:: Task statement ::
Please continue the passage about labor and the Creator's bounty, picking up right after its final words, "that class that is called peculiarly the 'laboring class'".

Not room enough for the little children here! Look around any country
in the civilized world; is there not room enough and to spare? Not
food enough? Look at the unemployed labor, look at the idle acres,
look through every country and see natural opportunities going to
waste. Aye! that Christianity that puts on the Creator the evil, the
injustice, the suffering, degradation that are due to man's injustice,
is worse, far worse, than atheism. That is the blasphemy, and if there
be a sin against the Holy Ghost, that is the unpardonable sin!
Why, consider-"Give us this day our daily bread." I stopped
in a hotel last week-a hydropathic establishment. A hundred or more
guests sat down to table together. Before they ate anything, a man
stood up, and, thanking God, asked Him to make us all grateful for His
bounty. So at every meal-time such an acknowledgment is made over
well-filled boards. What do men mean by it? Is it mockery, or what?
If Adam, when he got out of Eden, had sat down and commenced to pray,
he might have prayed till this time without getting anything to eat
unless he went to work for it. Yet food is God's bounty. He does not
bring meat all cooked, nor vegetables all prepared, nor lay the
plates, nor spread the cloth. What He gives are the opportunities of
producing these things-of bringing them forth by labor. His mandate
is-it is written in the Holy Word, it is graven on every fact in
nature--that by labor we shall bring forth these things. Nature gives
to labor and to nothing else. What God gives are the natural elements
that are indispensable to labor. He gives them, not to one, not to
some, not to one generation, but to all. They are His gifts, His
bounty to the whole human race. And yet in all our civilized countries
what do we see? That a few men have appropriated these bounties,
claiming them as theirs alone, while the great majority have no legal
right to apply their labor to the reservoirs of nature and draw from
the Creator's bounty. And thus it comes that all over the civilized
world that class that is called peculiarly the "laboring class"

Saved entries
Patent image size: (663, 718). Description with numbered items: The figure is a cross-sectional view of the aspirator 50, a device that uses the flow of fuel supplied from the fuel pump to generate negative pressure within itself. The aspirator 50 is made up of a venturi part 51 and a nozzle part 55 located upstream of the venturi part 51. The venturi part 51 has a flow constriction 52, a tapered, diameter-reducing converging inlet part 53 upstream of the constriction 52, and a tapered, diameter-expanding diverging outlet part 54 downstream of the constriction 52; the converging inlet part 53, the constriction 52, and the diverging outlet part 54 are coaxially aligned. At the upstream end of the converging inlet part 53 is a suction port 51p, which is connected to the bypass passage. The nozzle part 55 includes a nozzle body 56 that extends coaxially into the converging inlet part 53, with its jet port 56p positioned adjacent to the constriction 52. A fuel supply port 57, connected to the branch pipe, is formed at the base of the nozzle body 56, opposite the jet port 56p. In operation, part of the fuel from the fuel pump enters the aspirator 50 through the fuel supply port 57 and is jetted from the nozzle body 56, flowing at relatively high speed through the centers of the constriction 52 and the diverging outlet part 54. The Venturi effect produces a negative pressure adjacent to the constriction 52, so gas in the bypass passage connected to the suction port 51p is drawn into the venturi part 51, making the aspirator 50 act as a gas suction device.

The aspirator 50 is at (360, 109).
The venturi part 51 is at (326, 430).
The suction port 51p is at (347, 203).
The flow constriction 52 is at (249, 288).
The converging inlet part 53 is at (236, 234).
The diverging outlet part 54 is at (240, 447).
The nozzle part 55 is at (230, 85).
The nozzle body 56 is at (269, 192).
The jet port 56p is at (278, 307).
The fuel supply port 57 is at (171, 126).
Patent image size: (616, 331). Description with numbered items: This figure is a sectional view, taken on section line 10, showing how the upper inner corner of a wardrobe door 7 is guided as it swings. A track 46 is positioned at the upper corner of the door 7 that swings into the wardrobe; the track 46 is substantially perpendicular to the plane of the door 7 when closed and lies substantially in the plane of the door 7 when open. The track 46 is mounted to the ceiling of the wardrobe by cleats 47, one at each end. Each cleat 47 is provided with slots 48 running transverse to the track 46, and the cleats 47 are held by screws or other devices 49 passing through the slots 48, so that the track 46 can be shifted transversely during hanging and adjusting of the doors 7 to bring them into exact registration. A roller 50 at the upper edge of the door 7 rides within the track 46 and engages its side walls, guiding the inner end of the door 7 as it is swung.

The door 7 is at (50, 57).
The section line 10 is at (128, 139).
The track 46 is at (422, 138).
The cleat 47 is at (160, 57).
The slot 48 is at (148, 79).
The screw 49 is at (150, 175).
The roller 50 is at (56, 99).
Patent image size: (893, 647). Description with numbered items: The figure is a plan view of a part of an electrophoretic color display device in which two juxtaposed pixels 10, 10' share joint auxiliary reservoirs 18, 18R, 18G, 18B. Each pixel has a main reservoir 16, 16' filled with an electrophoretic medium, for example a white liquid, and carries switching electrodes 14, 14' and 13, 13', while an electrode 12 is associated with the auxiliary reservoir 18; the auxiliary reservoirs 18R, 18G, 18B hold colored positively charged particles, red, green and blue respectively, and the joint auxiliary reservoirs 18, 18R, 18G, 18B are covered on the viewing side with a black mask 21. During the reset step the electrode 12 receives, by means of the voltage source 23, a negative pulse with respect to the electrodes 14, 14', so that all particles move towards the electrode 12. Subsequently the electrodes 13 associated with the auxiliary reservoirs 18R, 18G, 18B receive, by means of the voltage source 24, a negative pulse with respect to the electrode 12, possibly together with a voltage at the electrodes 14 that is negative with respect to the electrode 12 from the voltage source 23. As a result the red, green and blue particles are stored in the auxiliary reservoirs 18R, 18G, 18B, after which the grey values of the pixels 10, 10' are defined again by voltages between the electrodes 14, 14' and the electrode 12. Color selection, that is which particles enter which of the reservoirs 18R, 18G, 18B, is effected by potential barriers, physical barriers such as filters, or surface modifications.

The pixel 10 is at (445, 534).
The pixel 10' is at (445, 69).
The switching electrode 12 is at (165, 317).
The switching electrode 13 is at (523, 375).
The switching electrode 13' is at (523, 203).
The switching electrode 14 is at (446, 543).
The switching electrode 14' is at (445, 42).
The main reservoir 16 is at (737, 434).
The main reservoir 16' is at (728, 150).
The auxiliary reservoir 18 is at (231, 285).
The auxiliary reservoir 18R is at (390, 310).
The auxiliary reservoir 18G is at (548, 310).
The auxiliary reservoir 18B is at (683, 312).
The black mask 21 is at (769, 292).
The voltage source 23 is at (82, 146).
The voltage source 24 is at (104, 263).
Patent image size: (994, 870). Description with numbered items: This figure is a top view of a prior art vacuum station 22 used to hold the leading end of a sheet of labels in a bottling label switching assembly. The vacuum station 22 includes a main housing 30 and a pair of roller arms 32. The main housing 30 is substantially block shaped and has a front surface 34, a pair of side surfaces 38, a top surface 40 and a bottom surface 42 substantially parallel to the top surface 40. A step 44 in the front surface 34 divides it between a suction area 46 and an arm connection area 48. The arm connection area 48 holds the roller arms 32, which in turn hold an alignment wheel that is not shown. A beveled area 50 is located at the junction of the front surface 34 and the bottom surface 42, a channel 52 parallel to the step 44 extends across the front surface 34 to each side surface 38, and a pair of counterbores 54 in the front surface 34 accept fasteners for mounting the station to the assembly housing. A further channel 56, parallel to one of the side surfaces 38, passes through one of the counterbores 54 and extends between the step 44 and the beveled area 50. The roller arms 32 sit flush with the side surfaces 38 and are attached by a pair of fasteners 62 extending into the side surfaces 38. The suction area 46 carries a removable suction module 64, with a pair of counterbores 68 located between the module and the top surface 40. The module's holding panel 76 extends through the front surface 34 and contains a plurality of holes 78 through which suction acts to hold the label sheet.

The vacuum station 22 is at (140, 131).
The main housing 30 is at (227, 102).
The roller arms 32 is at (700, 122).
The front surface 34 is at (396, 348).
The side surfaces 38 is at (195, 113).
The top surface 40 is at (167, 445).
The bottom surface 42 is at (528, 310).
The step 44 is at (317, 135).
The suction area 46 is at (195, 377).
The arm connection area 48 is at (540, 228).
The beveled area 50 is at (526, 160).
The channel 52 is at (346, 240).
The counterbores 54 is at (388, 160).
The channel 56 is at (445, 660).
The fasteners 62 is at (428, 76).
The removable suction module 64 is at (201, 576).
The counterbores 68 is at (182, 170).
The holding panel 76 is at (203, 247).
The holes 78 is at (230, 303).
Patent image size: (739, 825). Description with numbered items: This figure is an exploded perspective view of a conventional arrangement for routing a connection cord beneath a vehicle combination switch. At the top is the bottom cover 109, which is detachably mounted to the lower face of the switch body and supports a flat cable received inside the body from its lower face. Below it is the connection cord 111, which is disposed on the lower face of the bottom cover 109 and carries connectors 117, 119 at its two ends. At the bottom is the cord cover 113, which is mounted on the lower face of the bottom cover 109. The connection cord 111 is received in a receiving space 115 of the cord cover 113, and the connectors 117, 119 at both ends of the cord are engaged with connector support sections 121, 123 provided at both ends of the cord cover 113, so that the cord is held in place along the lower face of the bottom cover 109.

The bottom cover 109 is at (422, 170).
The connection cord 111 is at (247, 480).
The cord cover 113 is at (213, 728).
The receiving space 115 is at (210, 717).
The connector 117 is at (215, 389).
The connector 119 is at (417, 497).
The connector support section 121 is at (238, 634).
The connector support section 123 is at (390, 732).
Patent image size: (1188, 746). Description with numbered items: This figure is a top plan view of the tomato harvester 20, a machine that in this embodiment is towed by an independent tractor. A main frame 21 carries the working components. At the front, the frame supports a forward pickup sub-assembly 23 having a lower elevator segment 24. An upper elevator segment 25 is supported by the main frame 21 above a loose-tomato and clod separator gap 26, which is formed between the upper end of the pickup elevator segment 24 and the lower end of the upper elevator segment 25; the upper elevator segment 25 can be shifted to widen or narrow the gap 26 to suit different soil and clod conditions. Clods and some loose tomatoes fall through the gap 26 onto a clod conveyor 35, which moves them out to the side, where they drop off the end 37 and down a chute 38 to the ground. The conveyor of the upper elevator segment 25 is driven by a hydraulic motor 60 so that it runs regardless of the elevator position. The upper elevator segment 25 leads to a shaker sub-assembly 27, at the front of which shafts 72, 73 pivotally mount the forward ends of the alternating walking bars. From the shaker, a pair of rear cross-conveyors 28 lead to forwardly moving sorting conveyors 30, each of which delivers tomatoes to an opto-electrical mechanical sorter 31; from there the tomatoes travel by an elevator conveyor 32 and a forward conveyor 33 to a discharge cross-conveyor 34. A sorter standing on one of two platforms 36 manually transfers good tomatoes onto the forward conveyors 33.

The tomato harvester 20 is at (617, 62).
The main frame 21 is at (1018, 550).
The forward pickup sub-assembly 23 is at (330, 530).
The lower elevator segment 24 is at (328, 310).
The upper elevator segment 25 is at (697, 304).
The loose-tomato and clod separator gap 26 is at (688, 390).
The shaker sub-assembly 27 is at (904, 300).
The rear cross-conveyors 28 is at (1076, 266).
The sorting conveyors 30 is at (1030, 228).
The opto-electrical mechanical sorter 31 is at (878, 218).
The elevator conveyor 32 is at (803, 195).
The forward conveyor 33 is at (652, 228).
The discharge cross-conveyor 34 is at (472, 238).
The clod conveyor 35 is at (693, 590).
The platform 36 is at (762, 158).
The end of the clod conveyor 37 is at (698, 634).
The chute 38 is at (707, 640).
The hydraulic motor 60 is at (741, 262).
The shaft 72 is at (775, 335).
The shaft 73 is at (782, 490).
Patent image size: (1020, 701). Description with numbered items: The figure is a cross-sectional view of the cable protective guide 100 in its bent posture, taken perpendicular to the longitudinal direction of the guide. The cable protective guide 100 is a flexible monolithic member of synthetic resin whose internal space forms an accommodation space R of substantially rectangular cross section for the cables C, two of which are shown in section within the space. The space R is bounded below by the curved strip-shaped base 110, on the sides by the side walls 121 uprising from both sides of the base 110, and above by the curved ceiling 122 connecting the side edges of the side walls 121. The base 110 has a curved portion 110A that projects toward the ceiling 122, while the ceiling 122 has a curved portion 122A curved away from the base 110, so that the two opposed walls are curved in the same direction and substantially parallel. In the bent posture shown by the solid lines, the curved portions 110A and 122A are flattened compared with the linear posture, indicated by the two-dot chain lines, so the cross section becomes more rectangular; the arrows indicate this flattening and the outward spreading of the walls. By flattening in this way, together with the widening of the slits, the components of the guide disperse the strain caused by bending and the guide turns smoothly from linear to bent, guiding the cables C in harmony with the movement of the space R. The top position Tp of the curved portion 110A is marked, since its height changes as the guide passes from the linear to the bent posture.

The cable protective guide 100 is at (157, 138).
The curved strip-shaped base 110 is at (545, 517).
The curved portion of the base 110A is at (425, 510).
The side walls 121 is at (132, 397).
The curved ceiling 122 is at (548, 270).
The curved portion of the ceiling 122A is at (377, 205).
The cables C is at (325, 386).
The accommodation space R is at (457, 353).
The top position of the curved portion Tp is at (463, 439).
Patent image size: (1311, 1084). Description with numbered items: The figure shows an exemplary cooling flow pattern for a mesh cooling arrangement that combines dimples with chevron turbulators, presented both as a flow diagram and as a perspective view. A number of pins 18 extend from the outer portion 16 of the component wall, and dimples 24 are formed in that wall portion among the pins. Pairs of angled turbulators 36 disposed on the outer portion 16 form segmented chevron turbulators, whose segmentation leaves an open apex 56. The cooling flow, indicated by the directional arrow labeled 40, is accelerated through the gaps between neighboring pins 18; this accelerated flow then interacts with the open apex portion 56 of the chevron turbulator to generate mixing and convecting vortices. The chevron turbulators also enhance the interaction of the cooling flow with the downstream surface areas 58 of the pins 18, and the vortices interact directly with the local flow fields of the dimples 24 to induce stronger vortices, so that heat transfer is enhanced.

:: Output below ::
is the poor class, and that men who do no labor, who pride themselves
on never having done honest labor and on being descended from fathers
and grandfathers who never did a stroke of honest labor in their
lives, revel in a superabundance of all the things that labor brings
forth.
Mr. Abner Thomas, of New York, a strict orthodox Presbyterian-and the
son of that Dr. Thomas, famous in America if not here, the pastor of a
Presbyterian church in Philadelphia, and the author of a commentary on
the Bible that is still a standard work-wrote a little while ago an
allegory, called "A Dream." Dozing off in his chair, he
imagined that he was ferried over the River of Death, and, taking the
straight and narrow way, came at last within sight of the Golden City.
A fine-looking old- gentleman angel opened the wicket, inquired his
name, and let him in; warning him, at the same time, that it would be
better if he chose his company in heaven, and did not associate with
disreputable angels.
"What !" said the newcomer, "is not this heaven ?"
"Yes," said the warden, "but there are a lot of tramp
angels here now."
"How can that be?" said Mr. Thomas, in his dream. "I
thought everybody had plenty in heaven."
"It used to be that way some time ago," said the war- den; "and
if you wanted to get your harp polished or your wings combed, you had
to do it yourself. But matters have changed since we adopted the same
kind of property regulations in heaven as you have in civilized
countries on earth, and we find it a great improvement, at least for
the better class."
Then the warden told the newcomer that he had better decide where he
was going to board.
"I don't want to board anywhere," said Thomas; "I
would much rather go over to that beautiful green knoll and lie down."
"I would not advise you to do so," said the warden; "the
angel who owns that knoll does not like to encourage trespassing. Some
centuries ago, as I told yon, we introduced the system of private
property in the soil of heaven. So we divided the land up. It is all
private property now."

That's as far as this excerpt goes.